## Begin MATERIAL
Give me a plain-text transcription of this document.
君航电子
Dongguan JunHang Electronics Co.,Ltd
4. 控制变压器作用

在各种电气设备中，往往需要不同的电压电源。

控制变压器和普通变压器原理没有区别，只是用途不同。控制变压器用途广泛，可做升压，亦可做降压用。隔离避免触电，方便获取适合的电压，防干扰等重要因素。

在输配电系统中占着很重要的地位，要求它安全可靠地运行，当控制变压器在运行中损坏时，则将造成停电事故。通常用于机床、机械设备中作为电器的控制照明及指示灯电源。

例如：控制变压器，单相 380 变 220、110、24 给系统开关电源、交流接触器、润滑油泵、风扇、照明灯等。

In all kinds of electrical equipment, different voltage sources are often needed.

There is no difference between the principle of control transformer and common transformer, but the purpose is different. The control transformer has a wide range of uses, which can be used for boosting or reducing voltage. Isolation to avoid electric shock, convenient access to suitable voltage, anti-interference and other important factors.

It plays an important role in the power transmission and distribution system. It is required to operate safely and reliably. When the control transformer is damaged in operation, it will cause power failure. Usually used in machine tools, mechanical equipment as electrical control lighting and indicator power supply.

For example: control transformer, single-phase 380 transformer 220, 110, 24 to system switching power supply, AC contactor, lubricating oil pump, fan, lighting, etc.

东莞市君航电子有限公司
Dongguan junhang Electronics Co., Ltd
## End MATERIAL
• **EXERCISE**: Please reproduce each record precisely as written.

• **WORKED ANSWER**:
Give me a plain-text transcription of this document.
君航电子
Dongguan JunHang Electronics Co.,Ltd
4. 控制变压器作用

在各种电气设备中，往往需要不同的电压电源。

控制变压器和普通变压器原理没有区别，只是用途不同。控制变压器用途广泛，可做升压，亦可做降压用。隔离避免触电，方便获取适合的电压，防干扰等重要因素。

在输配电系统中占着很重要的地位，要求它安全可靠地运行，当控制变压器在运行中损坏时，则将造成停电事故。通常用于机床、机械设备中作为电器的控制照明及指示灯电源。

例如：控制变压器，单相 380 变 220、110、24 给系统开关电源、交流接触器、润滑油泵、风扇、照明灯等。

In all kinds of electrical equipment, different voltage sources are often needed.

There is no difference between the principle of control transformer and common transformer, but the purpose is different. The control transformer has a wide range of uses, which can be used for boosting or reducing voltage. Isolation to avoid electric shock, convenient access to suitable voltage, anti-interference and other important factors.

It plays an important role in the power transmission and distribution system. It is required to operate safely and reliably. When the control transformer is damaged in operation, it will cause power failure. Usually used in machine tools, mechanical equipment as electrical control lighting and indicator power supply.

For example: control transformer, single-phase 380 transformer 220, 110, 24 to system switching power supply, AC contactor, lubricating oil pump, fan, lighting, etc.

东莞市君航电子有限公司
Dongguan junhang Electronics Co., Ltd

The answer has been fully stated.